## STATED GOAL
Search the data for the word "Taux" and copy every line where it occurs.
(begin)
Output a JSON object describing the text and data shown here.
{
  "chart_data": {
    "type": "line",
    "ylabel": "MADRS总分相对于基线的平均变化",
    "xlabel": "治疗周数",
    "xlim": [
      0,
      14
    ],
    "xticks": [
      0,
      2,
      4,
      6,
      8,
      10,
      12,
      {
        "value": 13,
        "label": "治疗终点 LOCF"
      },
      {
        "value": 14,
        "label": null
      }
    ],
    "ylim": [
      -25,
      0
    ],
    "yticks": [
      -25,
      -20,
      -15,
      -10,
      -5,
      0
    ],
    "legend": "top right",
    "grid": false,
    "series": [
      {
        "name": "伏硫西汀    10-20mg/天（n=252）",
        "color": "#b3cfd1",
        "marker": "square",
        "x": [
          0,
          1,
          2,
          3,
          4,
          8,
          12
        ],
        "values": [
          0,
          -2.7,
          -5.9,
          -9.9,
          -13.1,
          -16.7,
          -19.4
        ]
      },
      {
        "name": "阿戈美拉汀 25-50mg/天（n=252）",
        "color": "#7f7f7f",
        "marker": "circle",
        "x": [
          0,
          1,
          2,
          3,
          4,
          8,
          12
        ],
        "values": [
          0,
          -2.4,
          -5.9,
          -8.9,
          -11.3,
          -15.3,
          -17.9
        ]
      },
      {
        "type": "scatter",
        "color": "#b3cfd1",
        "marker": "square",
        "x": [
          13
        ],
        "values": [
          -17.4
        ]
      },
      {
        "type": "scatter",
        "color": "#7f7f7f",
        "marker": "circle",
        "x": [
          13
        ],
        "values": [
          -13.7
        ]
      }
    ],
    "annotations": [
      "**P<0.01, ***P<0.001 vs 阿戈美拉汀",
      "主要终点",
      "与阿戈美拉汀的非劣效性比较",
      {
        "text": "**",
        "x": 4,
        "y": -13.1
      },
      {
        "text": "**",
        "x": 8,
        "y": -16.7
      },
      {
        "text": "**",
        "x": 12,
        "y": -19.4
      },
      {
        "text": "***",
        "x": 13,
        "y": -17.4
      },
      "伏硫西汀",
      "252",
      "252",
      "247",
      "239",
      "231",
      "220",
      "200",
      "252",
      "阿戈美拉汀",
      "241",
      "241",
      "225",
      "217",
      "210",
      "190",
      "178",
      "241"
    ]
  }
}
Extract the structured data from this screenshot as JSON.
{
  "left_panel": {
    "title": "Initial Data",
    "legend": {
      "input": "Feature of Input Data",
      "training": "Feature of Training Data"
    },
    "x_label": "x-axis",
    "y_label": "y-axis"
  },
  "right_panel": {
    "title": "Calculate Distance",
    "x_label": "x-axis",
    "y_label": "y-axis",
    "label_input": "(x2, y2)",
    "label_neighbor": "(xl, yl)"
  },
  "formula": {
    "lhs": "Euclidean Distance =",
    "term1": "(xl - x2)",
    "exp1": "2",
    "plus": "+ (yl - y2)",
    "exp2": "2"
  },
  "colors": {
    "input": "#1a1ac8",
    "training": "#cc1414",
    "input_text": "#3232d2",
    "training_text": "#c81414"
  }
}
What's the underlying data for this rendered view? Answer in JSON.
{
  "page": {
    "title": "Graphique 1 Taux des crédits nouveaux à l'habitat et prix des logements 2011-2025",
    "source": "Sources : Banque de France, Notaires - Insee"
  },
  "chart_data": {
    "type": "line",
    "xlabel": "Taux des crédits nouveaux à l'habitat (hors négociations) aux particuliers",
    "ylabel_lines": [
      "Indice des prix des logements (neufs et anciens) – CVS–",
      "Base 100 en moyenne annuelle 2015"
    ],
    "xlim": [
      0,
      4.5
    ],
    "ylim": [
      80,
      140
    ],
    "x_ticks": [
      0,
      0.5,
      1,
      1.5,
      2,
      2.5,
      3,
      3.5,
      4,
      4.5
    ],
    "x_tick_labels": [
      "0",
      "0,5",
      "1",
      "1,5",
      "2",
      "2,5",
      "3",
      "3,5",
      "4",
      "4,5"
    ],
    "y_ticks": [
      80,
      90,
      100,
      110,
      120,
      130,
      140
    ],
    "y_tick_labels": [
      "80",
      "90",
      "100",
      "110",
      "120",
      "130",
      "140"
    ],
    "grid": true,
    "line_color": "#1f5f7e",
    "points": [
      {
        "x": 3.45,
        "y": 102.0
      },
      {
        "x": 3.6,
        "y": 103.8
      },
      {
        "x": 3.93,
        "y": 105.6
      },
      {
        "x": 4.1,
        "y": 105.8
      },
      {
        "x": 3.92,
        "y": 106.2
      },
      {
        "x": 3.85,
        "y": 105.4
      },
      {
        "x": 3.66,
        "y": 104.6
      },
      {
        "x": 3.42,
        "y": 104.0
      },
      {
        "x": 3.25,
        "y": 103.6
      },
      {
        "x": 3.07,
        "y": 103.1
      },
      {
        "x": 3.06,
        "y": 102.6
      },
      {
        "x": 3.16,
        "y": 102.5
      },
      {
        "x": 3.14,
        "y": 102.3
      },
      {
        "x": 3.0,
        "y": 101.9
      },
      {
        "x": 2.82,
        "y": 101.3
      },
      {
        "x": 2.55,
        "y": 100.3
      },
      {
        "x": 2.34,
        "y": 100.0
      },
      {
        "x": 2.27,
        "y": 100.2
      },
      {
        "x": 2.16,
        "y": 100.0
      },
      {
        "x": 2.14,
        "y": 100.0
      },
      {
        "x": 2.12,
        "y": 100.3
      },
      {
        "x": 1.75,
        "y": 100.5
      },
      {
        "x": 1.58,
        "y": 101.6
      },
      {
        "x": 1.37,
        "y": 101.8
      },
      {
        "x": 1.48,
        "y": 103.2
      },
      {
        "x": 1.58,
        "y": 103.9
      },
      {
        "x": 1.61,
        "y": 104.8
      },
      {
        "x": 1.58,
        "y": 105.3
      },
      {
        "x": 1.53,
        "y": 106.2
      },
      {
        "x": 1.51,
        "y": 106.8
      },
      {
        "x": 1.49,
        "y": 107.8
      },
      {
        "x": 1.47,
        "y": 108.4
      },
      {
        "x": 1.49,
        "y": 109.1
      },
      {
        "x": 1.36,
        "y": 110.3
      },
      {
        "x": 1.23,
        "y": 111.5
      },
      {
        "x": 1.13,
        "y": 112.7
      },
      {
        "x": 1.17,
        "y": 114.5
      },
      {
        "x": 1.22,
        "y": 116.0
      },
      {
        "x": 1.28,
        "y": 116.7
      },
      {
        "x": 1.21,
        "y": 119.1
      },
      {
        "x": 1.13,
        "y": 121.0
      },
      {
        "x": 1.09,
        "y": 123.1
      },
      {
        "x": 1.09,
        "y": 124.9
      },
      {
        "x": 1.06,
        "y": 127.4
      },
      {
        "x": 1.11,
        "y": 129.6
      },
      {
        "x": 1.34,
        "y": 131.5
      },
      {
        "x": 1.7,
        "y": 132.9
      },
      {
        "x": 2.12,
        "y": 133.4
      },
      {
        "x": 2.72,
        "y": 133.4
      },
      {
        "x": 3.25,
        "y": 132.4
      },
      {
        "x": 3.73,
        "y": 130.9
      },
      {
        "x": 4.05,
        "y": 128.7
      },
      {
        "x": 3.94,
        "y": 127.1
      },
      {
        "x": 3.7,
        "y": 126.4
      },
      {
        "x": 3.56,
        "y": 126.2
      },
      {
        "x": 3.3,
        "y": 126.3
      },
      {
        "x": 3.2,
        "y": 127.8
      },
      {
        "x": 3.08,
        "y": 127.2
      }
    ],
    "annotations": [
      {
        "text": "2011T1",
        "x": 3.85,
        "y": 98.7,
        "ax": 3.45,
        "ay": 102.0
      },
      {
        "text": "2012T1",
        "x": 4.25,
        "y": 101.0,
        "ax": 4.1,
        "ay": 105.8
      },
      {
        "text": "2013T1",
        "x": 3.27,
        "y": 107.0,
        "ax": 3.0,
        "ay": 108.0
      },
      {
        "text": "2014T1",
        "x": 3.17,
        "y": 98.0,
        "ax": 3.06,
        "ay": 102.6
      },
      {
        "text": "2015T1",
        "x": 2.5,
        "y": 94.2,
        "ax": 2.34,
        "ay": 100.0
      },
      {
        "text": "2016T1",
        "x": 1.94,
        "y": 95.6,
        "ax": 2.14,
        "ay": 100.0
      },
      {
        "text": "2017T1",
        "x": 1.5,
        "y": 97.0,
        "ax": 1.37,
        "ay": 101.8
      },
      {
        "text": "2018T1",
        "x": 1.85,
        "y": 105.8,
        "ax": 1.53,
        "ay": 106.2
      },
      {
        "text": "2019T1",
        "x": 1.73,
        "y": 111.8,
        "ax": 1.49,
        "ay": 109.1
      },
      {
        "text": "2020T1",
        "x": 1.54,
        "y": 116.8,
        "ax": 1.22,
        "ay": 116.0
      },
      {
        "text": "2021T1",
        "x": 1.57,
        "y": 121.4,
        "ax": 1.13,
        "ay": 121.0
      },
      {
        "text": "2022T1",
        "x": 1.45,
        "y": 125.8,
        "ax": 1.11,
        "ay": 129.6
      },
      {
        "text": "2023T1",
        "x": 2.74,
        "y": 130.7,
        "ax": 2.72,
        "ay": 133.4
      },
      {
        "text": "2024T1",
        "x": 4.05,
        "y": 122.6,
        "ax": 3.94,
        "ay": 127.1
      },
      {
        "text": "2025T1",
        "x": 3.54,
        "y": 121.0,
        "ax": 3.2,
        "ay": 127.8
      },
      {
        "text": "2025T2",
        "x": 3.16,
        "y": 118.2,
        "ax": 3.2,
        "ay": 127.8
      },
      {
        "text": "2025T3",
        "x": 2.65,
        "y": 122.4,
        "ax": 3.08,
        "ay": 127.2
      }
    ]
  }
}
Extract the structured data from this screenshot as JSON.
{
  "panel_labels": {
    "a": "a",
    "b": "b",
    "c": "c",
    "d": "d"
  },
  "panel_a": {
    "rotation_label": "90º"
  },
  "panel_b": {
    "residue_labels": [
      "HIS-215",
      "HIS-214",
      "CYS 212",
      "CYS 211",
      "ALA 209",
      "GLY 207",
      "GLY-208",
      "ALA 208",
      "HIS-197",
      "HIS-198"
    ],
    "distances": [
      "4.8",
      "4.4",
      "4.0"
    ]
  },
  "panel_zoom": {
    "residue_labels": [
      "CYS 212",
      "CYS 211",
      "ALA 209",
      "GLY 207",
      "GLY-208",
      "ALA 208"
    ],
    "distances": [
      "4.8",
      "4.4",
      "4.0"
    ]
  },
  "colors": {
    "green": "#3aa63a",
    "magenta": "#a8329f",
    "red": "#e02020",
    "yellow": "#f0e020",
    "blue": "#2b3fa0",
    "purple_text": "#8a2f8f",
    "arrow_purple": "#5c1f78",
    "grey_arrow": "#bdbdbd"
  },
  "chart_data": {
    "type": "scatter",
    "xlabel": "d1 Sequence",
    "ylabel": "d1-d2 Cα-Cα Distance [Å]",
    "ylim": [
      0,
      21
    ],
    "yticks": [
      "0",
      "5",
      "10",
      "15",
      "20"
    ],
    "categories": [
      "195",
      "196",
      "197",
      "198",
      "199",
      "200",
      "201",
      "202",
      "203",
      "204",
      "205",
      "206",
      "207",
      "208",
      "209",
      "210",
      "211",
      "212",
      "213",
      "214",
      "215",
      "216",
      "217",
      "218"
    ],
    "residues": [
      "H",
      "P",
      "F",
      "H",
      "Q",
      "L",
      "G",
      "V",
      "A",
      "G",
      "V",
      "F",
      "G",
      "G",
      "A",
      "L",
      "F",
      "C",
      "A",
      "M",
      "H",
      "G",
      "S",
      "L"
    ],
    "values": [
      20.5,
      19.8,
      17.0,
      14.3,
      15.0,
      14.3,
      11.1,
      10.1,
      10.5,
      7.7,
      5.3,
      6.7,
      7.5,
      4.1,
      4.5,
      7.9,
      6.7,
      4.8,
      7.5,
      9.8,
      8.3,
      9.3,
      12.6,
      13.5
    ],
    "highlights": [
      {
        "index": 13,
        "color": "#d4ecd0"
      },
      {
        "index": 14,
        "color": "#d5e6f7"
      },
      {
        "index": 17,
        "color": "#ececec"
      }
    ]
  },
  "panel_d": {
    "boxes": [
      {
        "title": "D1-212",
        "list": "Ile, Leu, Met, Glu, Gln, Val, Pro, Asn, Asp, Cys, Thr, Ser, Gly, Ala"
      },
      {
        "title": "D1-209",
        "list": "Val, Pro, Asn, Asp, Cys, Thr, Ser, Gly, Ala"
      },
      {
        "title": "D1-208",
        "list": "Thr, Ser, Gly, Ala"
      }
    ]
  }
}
(end)
## WRITTEN RESPONSE
    "title": "Graphique 1 Taux des crédits nouveaux à l'habitat et prix des logements 2011-2025",
    "xlabel": "Taux des crédits nouveaux à l'habitat (hors négociations) aux particuliers",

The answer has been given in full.